◆ **What is required**
Here are some records; return them all exactly.

[Figure collection entries]
▼▼▼
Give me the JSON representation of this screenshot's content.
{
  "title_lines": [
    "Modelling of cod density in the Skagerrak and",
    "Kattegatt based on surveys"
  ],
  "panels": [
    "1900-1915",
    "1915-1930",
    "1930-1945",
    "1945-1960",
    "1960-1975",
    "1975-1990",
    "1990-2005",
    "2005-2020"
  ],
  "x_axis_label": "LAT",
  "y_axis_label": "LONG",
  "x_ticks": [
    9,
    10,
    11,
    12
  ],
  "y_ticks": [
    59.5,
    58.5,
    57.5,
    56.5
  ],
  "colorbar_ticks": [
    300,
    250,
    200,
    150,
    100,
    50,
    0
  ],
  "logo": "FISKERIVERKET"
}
▲▲▲
◆ **Worked solution**
Give me the JSON representation of this screenshot's content.
{
  "title_lines": [
    "Modelling of cod density in the Skagerrak and",
    "Kattegatt based on surveys"
  ],
  "panels": [
    "1900-1915",
    "1915-1930",
    "1930-1945",
    "1945-1960",
    "1960-1975",
    "1975-1990",
    "1990-2005",
    "2005-2020"
  ],
  "x_axis_label": "LAT",
  "y_axis_label": "LONG",
  "x_ticks": [
    9,
    10,
    11,
    12
  ],
  "y_ticks": [
    59.5,
    58.5,
    57.5,
    56.5
  ],
  "colorbar_ticks": [
    300,
    250,
    200,
    150,
    100,
    50,
    0
  ],
  "logo": "FISKERIVERKET"
}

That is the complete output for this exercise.